Written request
Transcribe every entry word for word. Skip the pictures.

Provided records

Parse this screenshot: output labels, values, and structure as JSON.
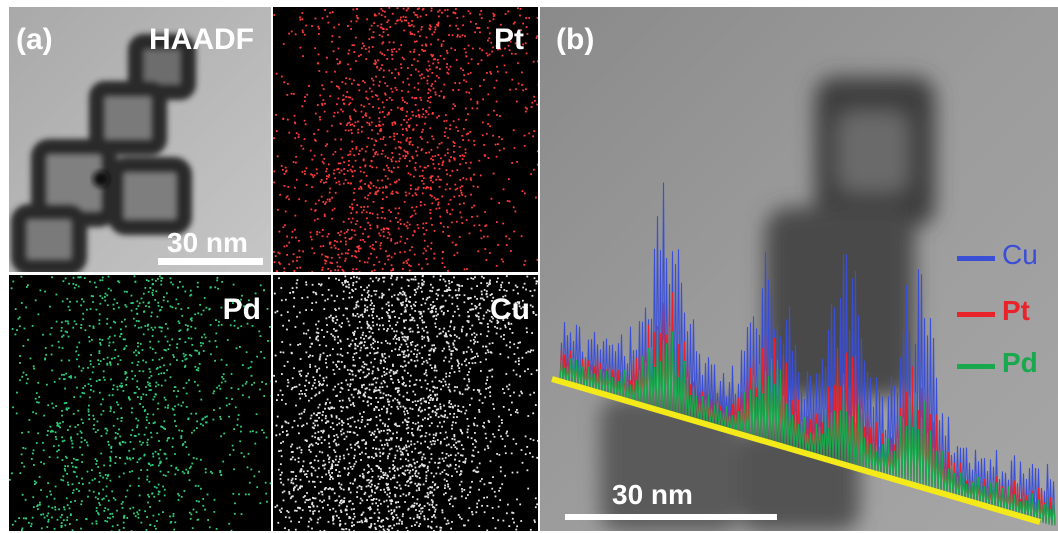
{
  "panel_a": {
    "label": "(a)",
    "haadf": {
      "label": "HAADF",
      "scale_text": "30 nm"
    },
    "pt": {
      "label": "Pt",
      "color": "#ff3a3a"
    },
    "pd": {
      "label": "Pd",
      "color": "#2fd07a"
    },
    "cu": {
      "label": "Cu",
      "color": "#e6e6e6"
    }
  },
  "panel_b": {
    "label": "(b)",
    "scale_text": "30 nm",
    "legend": [
      {
        "label": "Cu",
        "color": "#3a4fd6"
      },
      {
        "label": "Pt",
        "color": "#e8232a"
      },
      {
        "label": "Pd",
        "color": "#18a84e"
      }
    ],
    "line_color": "#f4ea1a"
  }
}
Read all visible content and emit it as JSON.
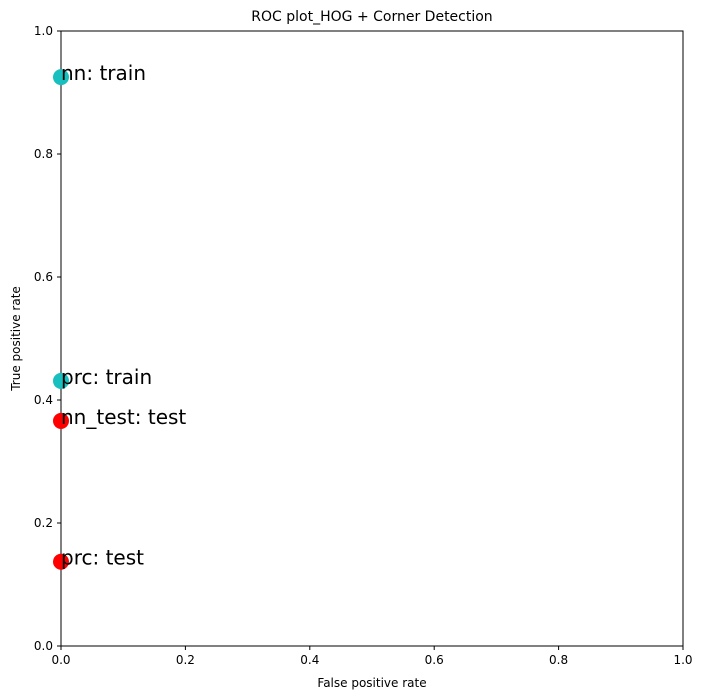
{
  "chart_data": {
    "type": "scatter",
    "title": "ROC plot_HOG + Corner Detection",
    "xlabel": "False positive rate",
    "ylabel": "True positive rate",
    "xlim": [
      0,
      1
    ],
    "ylim": [
      0,
      1
    ],
    "xticks": [
      "0.0",
      "0.2",
      "0.4",
      "0.6",
      "0.8",
      "1.0"
    ],
    "yticks": [
      "0.0",
      "0.2",
      "0.4",
      "0.6",
      "0.8",
      "1.0"
    ],
    "grid": false,
    "points": [
      {
        "label": "nn: train",
        "x": 0.0,
        "y": 0.925,
        "color": "#17bfbf"
      },
      {
        "label": "prc: train",
        "x": 0.0,
        "y": 0.431,
        "color": "#17bfbf"
      },
      {
        "label": "nn_test: test",
        "x": 0.0,
        "y": 0.366,
        "color": "#ff0000"
      },
      {
        "label": "prc: test",
        "x": 0.0,
        "y": 0.137,
        "color": "#ff0000"
      }
    ]
  }
}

Completed task
Parse this screenshot: output labels, values, and structure as JSON.
{
  "panel_a": {
    "label": "(a)",
    "haadf": {
      "label": "HAADF",
      "scale_text": "30 nm"
    },
    "pt": {
      "label": "Pt",
      "color": "#ff3a3a"
    },
    "pd": {
      "label": "Pd",
      "color": "#2fd07a"
    },
    "cu": {
      "label": "Cu",
      "color": "#e6e6e6"
    }
  },
  "panel_b": {
    "label": "(b)",
    "scale_text": "30 nm",
    "legend": [
      {
        "label": "Cu",
        "color": "#3a4fd6"
      },
      {
        "label": "Pt",
        "color": "#e8232a"
      },
      {
        "label": "Pd",
        "color": "#18a84e"
      }
    ],
    "line_color": "#f4ea1a"
  }
}
Read all visible content and emit it as JSON.
{
  "chart_data": {
    "type": "scatter",
    "title": "ROC plot_HOG + Corner Detection",
    "xlabel": "False positive rate",
    "ylabel": "True positive rate",
    "xlim": [
      0,
      1
    ],
    "ylim": [
      0,
      1
    ],
    "xticks": [
      "0.0",
      "0.2",
      "0.4",
      "0.6",
      "0.8",
      "1.0"
    ],
    "yticks": [
      "0.0",
      "0.2",
      "0.4",
      "0.6",
      "0.8",
      "1.0"
    ],
    "grid": false,
    "points": [
      {
        "label": "nn: train",
        "x": 0.0,
        "y": 0.925,
        "color": "#17bfbf"
      },
      {
        "label": "prc: train",
        "x": 0.0,
        "y": 0.431,
        "color": "#17bfbf"
      },
      {
        "label": "nn_test: test",
        "x": 0.0,
        "y": 0.366,
        "color": "#ff0000"
      },
      {
        "label": "prc: test",
        "x": 0.0,
        "y": 0.137,
        "color": "#ff0000"
      }
    ]
  }
}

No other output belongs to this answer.